Yes, I could go for firearms as short range high damage compared to crossbows.
How can any ranged simple weapons go higher damage than what crossbows already provide?
Are people suggesting a flint lock pistol do 1d8 damage? in a 20ft range?
A strong character can get close to/ surpass this with a sling, but they have to be boosting 2 attributes to keep up, but the limit of a D6 weapon helps control how good the weapon gets with runes. A D8 one handed simple ranged weapon that is dex based seems like way too much to expect.
A handcross bow is already a 1d6 weapon with a 60ft range. With a crossbow ace like feat, you can boost that to 1d8. That is all the powerful one handed weapon that the class needs.
As long as using a hand cross bow doesn't keep you from using half of your feats (which is what currently needs to change from the playtest) then a crossbow slinger is a great build for the vast majority of people wanting more reliable and less swing damage.

Problem 1:
Repeat everything in the crossbow post from "Are people suggesting" down to "less swing damage.".
Problem 2:
What damage die and range does the crossbow post give for a hand crossbow?
The material that comes next has no connection to the crossbow post.

Dataset content:
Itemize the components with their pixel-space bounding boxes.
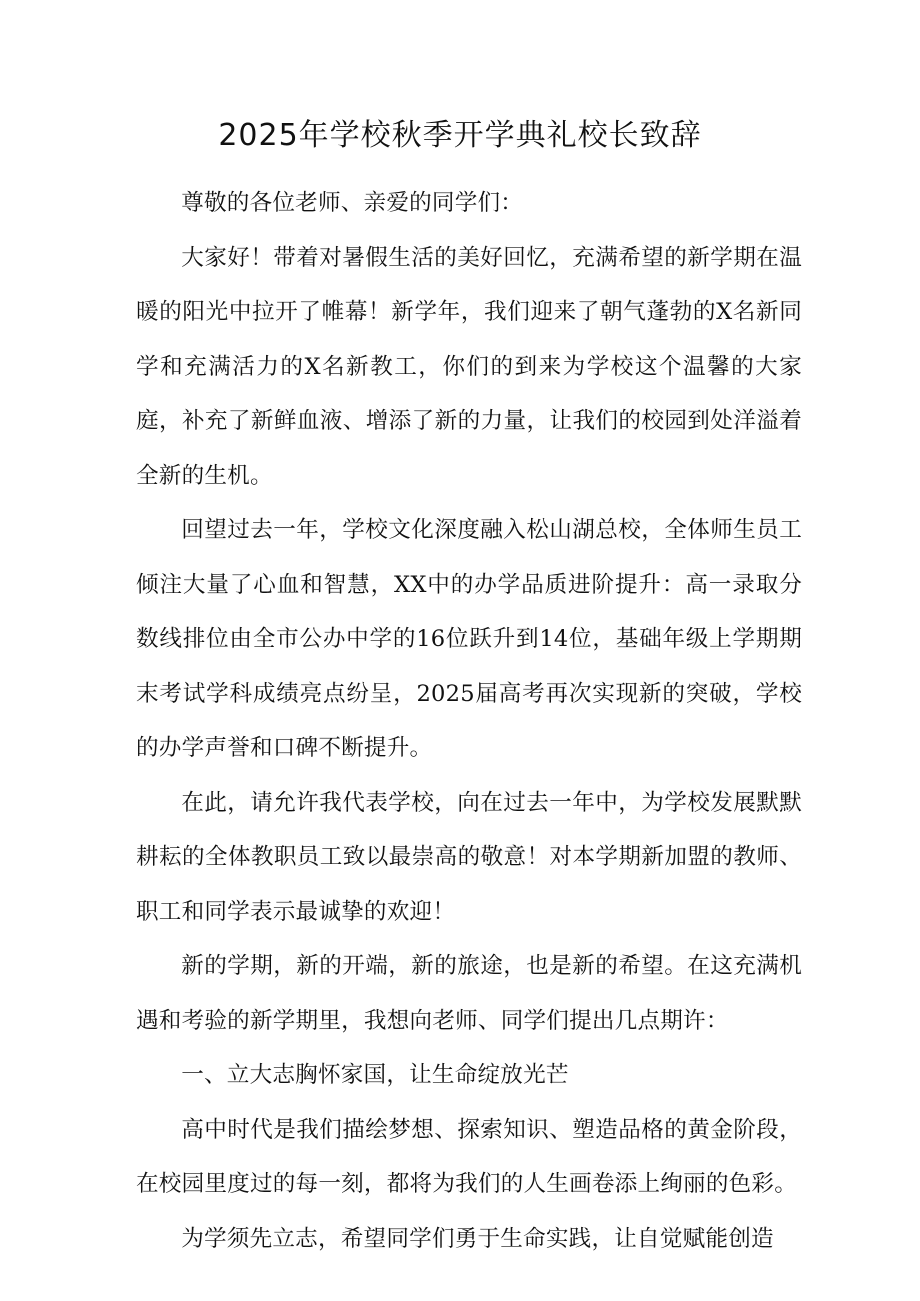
paragraph-aspiration: 为学须先立志，希望同学们勇于生命实践，让自觉赋能创造 [181,1225,774,1252]
document-title: 2025年学校秋季开学典礼校长致辞 [218,118,702,153]
paragraph-review: 回望过去一年，学校文化深度融入松山湖总校，全体师生员工倾注大量了心血和智慧，XX中的办学品质进阶提升：高一录取分数线排位由全市公办中学的16位跃升到14位，基础年级上学期期末考试学科成绩亮点纷呈，2025届高考再次实现新的突破，学校的办学声誉和口碑不断提升。 [136,517,802,761]
document-body [136,176,802,1266]
paragraph-greeting: 大家好！带着对暑假生活的美好回忆，充满希望的新学期在温暖的阳光中拉开了帷幕！新学年，我们迎来了朝气蓬勃的X名新同学和充满活力的X名新教工，你们的到来为学校这个温馨的大家庭，补充了新鲜血液、增添了新的力量，让我们的校园到处洋溢着全新的生机。 [136,244,802,489]
section-heading-1: 一、立大志胸怀家国，让生命绽放光芒 [181,1062,569,1088]
paragraph-salutation: 尊敬的各位老师、亲爱的同学们： [181,190,524,216]
paragraph-high-school: 高中时代是我们描绘梦想、探索知识、塑造品格的黄金阶段，在校园里度过的每一刻，都将为我们的人生画卷添上绚丽的色彩。 [136,1116,802,1197]
paragraph-gratitude: 在此，请允许我代表学校，向在过去一年中，为学校发展默默耕耘的全体教职员工致以最崇高的敬意！对本学期新加盟的教师、职工和同学表示最诚挚的欢迎！ [136,789,802,925]
paragraph-new-term: 新的学期，新的开端，新的旅途，也是新的希望。在这充满机遇和考验的新学期里，我想向老师、同学们提出几点期许： [136,953,802,1034]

Written solution 1:
Are people suggesting a flint lock pistol do 1d8 damage? in a 20ft range?
A strong character can get close to/ surpass this with a sling, but they have to be boosting 2 attributes to keep up, but the limit of a D6 weapon helps control how good the weapon gets with runes. A D8 one handed simple ranged weapon that is dex based seems like way too much to expect.
A handcross bow is already a 1d6 weapon with a 60ft range. With a crossbow ace like feat, you can boost that to 1d8. That is all the powerful one handed weapon that the class needs.
As long as using a hand cross bow doesn't keep you from using half of your feats (which is what currently needs to change from the playtest) then a crossbow slinger is a great build for the vast majority of people wanting more reliable and less swing damage.

Written solution 2:
A 1d6 damage die and a 60ft range.